* _Material for the task_
..............................
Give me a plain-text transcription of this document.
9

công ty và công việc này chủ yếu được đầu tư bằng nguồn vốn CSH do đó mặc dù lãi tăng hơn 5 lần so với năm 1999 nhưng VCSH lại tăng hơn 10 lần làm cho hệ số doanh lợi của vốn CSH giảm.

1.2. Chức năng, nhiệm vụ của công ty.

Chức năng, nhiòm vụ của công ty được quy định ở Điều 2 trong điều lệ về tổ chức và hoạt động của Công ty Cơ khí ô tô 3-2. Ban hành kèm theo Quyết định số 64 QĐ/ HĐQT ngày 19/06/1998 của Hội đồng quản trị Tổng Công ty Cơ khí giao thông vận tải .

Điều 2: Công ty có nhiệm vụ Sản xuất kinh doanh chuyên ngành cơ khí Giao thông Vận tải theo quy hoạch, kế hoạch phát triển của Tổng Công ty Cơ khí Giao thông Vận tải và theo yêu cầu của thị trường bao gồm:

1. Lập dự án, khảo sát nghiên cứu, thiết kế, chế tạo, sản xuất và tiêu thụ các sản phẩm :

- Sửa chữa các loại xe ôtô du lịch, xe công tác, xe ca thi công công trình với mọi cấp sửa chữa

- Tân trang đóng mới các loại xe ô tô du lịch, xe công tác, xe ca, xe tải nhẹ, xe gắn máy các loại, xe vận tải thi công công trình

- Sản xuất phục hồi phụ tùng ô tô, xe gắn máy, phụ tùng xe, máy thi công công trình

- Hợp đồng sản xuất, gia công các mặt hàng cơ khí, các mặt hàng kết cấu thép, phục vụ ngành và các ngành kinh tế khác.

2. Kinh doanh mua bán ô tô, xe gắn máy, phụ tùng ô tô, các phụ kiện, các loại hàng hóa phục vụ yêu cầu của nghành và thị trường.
..............................
* _Given request_
Extract each entry in full, exactly as given.

* _Exercise output_
Give me a plain-text transcription of this document.
9

công ty và công việc này chủ yếu được đầu tư bằng nguồn vốn CSH do đó mặc dù lãi tăng hơn 5 lần so với năm 1999 nhưng VCSH lại tăng hơn 10 lần làm cho hệ số doanh lợi của vốn CSH giảm.

1.2. Chức năng, nhiệm vụ của công ty.

Chức năng, nhiòm vụ của công ty được quy định ở Điều 2 trong điều lệ về tổ chức và hoạt động của Công ty Cơ khí ô tô 3-2. Ban hành kèm theo Quyết định số 64 QĐ/ HĐQT ngày 19/06/1998 của Hội đồng quản trị Tổng Công ty Cơ khí giao thông vận tải .

Điều 2: Công ty có nhiệm vụ Sản xuất kinh doanh chuyên ngành cơ khí Giao thông Vận tải theo quy hoạch, kế hoạch phát triển của Tổng Công ty Cơ khí Giao thông Vận tải và theo yêu cầu của thị trường bao gồm:

1. Lập dự án, khảo sát nghiên cứu, thiết kế, chế tạo, sản xuất và tiêu thụ các sản phẩm :

- Sửa chữa các loại xe ôtô du lịch, xe công tác, xe ca thi công công trình với mọi cấp sửa chữa

- Tân trang đóng mới các loại xe ô tô du lịch, xe công tác, xe ca, xe tải nhẹ, xe gắn máy các loại, xe vận tải thi công công trình

- Sản xuất phục hồi phụ tùng ô tô, xe gắn máy, phụ tùng xe, máy thi công công trình

- Hợp đồng sản xuất, gia công các mặt hàng cơ khí, các mặt hàng kết cấu thép, phục vụ ngành và các ngành kinh tế khác.

2. Kinh doanh mua bán ô tô, xe gắn máy, phụ tùng ô tô, các phụ kiện, các loại hàng hóa phục vụ yêu cầu của nghành và thị trường.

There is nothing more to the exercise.